• _Task to complete_: Quote the records beneath, complete and exact. Leave out images.

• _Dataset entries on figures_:

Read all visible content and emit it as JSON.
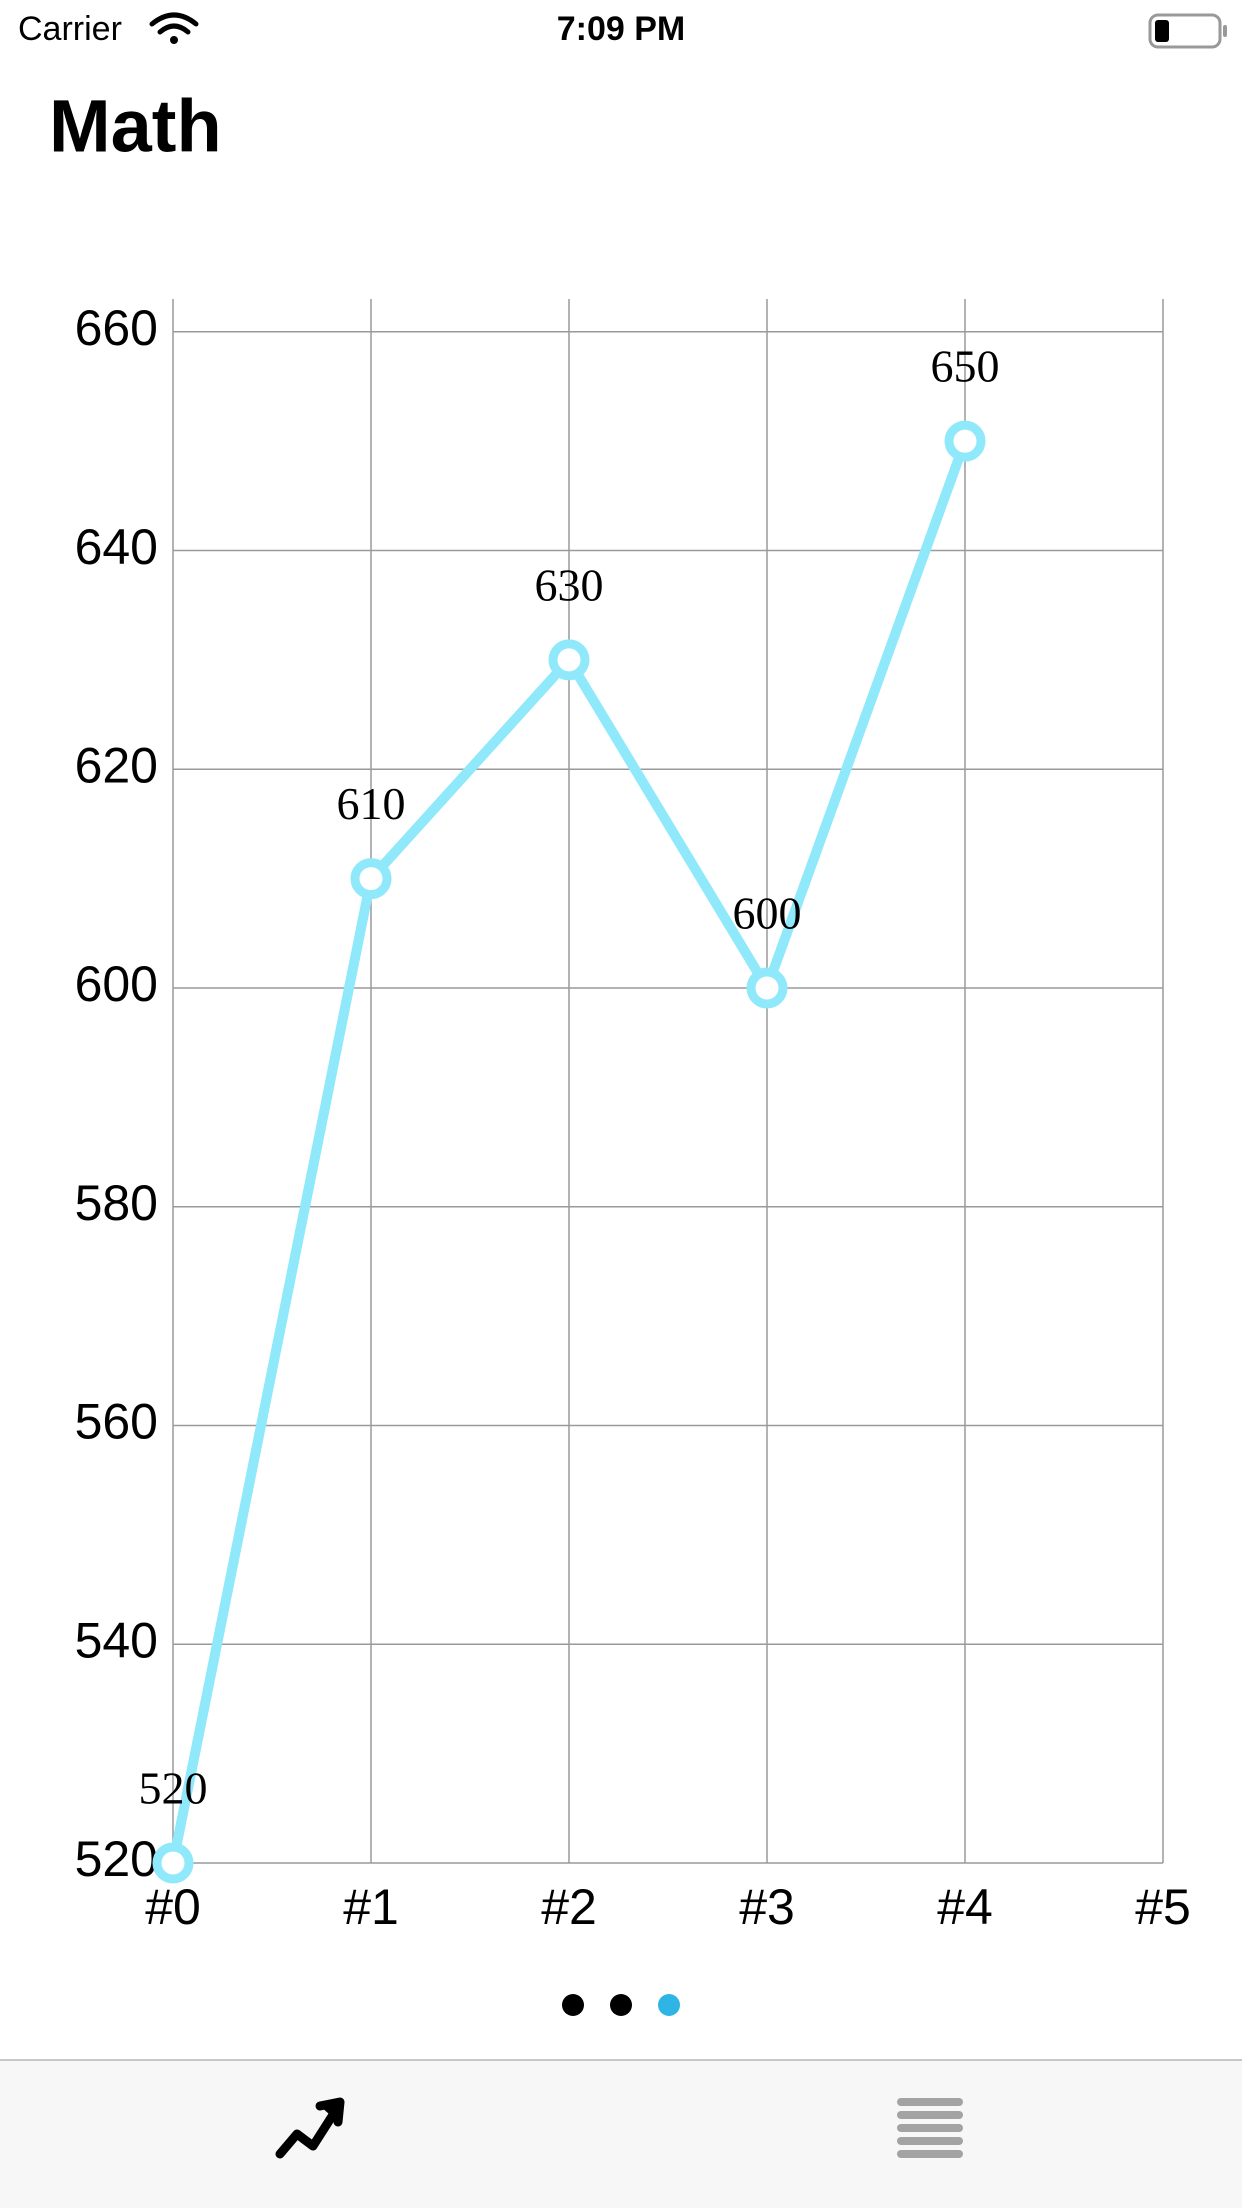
{
  "status_bar": {
    "carrier": "Carrier",
    "time": "7:09 PM"
  },
  "header": {
    "title": "Math"
  },
  "chart_data": {
    "type": "line",
    "categories": [
      "#0",
      "#1",
      "#2",
      "#3",
      "#4",
      "#5"
    ],
    "series": [
      {
        "color": "#8fe9fb",
        "values": [
          520,
          610,
          630,
          600,
          650,
          null
        ]
      }
    ],
    "ylim": [
      520,
      663
    ],
    "yticks": [
      520,
      540,
      560,
      580,
      600,
      620,
      640,
      660
    ],
    "grid": true
  }
}
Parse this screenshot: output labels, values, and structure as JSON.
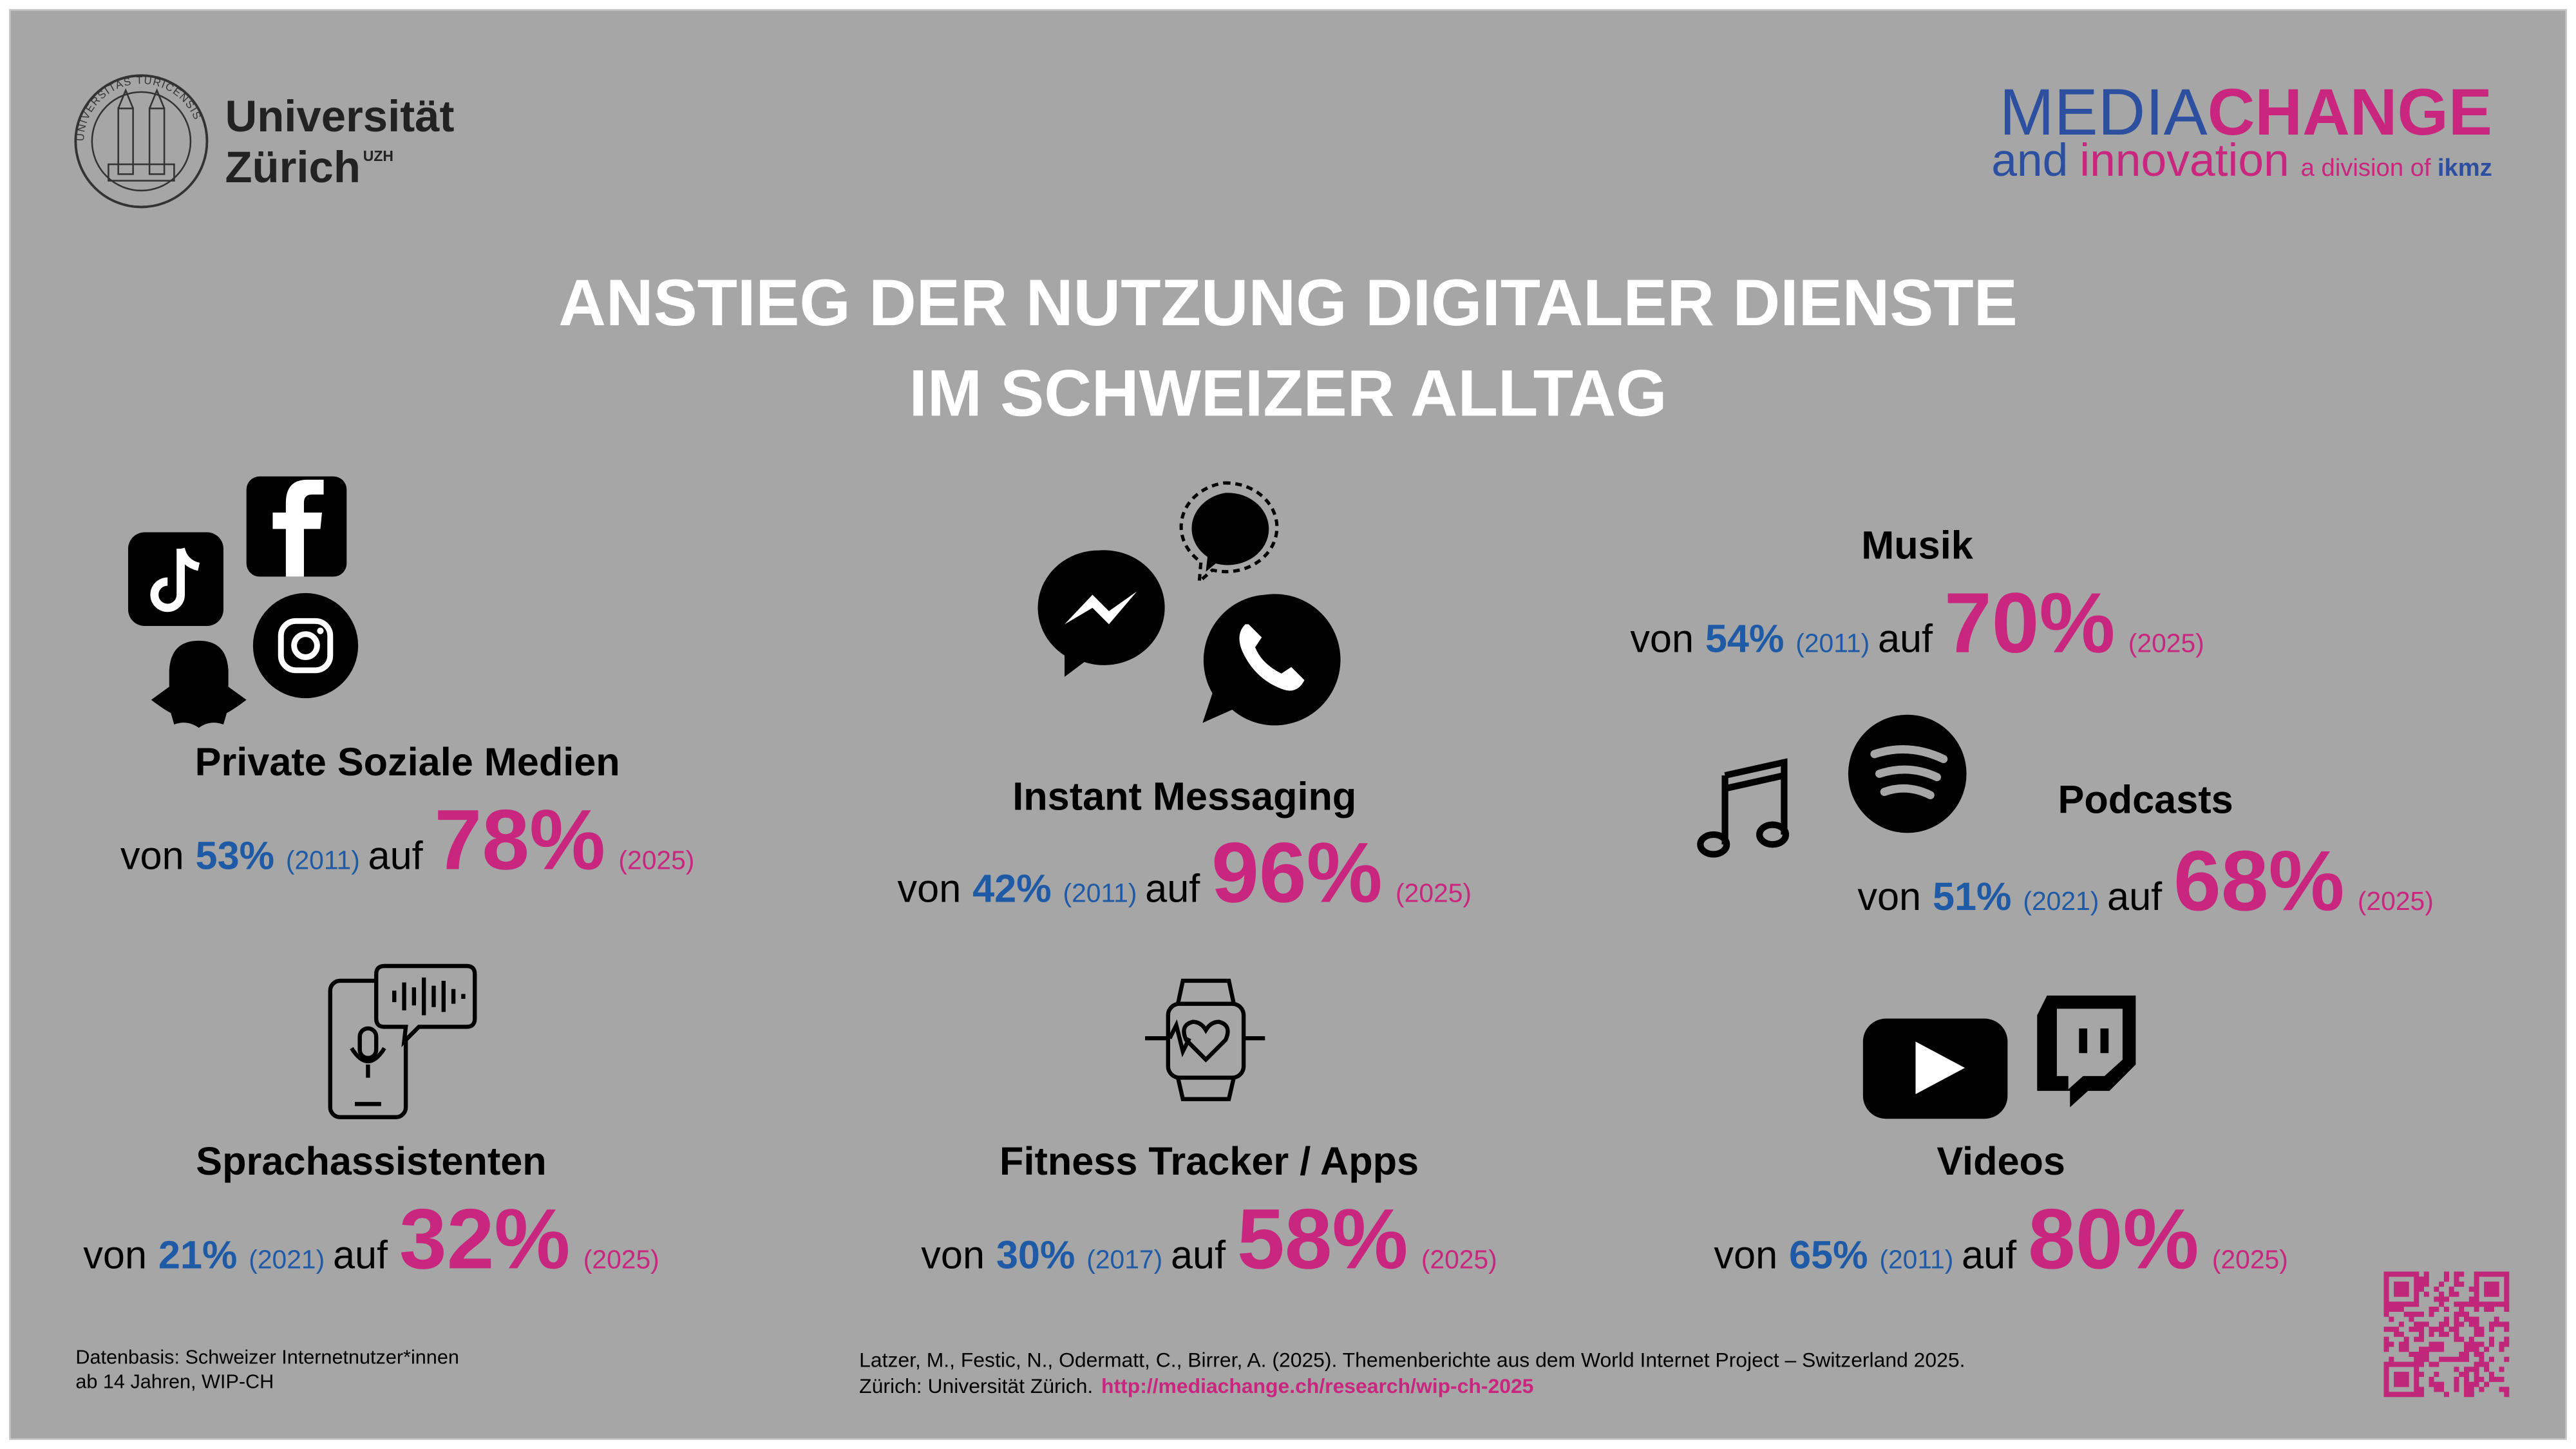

• _Written solution_:
Read all visible content and emit it as JSON.
{
  "status_bar": {
    "carrier": "Carrier",
    "time": "7:09 PM"
  },
  "header": {
    "title": "Math"
  },
  "chart_data": {
    "type": "line",
    "categories": [
      "#0",
      "#1",
      "#2",
      "#3",
      "#4",
      "#5"
    ],
    "series": [
      {
        "color": "#8fe9fb",
        "values": [
          520,
          610,
          630,
          600,
          650,
          null
        ]
      }
    ],
    "ylim": [
      520,
      663
    ],
    "yticks": [
      520,
      540,
      560,
      580,
      600,
      620,
      640,
      660
    ],
    "grid": true
  }
}
Parse this screenshot: output labels, values, and structure as JSON.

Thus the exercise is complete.